— Written task —
Could you extract every entry below and reproduce it exactly?

Chart and figure data:

[Begin]

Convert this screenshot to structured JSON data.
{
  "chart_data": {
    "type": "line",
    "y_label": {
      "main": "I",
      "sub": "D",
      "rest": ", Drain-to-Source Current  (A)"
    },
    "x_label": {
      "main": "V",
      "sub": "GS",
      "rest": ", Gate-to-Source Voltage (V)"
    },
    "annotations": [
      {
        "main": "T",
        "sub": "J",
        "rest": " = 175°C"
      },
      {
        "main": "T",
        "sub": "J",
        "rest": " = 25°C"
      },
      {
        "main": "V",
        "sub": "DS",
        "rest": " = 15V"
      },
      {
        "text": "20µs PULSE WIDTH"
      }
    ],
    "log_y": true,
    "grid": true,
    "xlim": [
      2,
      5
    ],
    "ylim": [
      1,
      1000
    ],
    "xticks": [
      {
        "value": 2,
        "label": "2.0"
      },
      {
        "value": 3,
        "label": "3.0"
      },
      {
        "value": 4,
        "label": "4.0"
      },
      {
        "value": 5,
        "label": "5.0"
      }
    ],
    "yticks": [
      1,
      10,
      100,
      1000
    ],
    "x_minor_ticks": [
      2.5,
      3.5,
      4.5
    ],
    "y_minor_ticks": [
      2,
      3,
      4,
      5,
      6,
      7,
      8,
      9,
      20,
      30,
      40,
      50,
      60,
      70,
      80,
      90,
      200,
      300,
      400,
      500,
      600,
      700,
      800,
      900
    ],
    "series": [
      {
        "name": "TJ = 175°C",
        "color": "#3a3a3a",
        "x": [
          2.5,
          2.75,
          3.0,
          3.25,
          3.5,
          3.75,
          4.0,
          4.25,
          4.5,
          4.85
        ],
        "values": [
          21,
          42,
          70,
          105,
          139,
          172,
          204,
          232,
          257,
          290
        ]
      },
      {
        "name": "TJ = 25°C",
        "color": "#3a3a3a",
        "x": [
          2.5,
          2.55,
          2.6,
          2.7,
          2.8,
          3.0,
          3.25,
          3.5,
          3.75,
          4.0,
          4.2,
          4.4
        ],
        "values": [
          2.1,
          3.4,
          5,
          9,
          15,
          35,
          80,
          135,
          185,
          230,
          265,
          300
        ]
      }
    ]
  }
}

[End]

— Final result —
Convert this screenshot to structured JSON data.
{
  "chart_data": {
    "type": "line",
    "y_label": {
      "main": "I",
      "sub": "D",
      "rest": ", Drain-to-Source Current  (A)"
    },
    "x_label": {
      "main": "V",
      "sub": "GS",
      "rest": ", Gate-to-Source Voltage (V)"
    },
    "annotations": [
      {
        "main": "T",
        "sub": "J",
        "rest": " = 175°C"
      },
      {
        "main": "T",
        "sub": "J",
        "rest": " = 25°C"
      },
      {
        "main": "V",
        "sub": "DS",
        "rest": " = 15V"
      },
      {
        "text": "20µs PULSE WIDTH"
      }
    ],
    "log_y": true,
    "grid": true,
    "xlim": [
      2,
      5
    ],
    "ylim": [
      1,
      1000
    ],
    "xticks": [
      {
        "value": 2,
        "label": "2.0"
      },
      {
        "value": 3,
        "label": "3.0"
      },
      {
        "value": 4,
        "label": "4.0"
      },
      {
        "value": 5,
        "label": "5.0"
      }
    ],
    "yticks": [
      1,
      10,
      100,
      1000
    ],
    "x_minor_ticks": [
      2.5,
      3.5,
      4.5
    ],
    "y_minor_ticks": [
      2,
      3,
      4,
      5,
      6,
      7,
      8,
      9,
      20,
      30,
      40,
      50,
      60,
      70,
      80,
      90,
      200,
      300,
      400,
      500,
      600,
      700,
      800,
      900
    ],
    "series": [
      {
        "name": "TJ = 175°C",
        "color": "#3a3a3a",
        "x": [
          2.5,
          2.75,
          3.0,
          3.25,
          3.5,
          3.75,
          4.0,
          4.25,
          4.5,
          4.85
        ],
        "values": [
          21,
          42,
          70,
          105,
          139,
          172,
          204,
          232,
          257,
          290
        ]
      },
      {
        "name": "TJ = 25°C",
        "color": "#3a3a3a",
        "x": [
          2.5,
          2.55,
          2.6,
          2.7,
          2.8,
          3.0,
          3.25,
          3.5,
          3.75,
          4.0,
          4.2,
          4.4
        ],
        "values": [
          2.1,
          3.4,
          5,
          9,
          15,
          35,
          80,
          135,
          185,
          230,
          265,
          300
        ]
      }
    ]
  }
}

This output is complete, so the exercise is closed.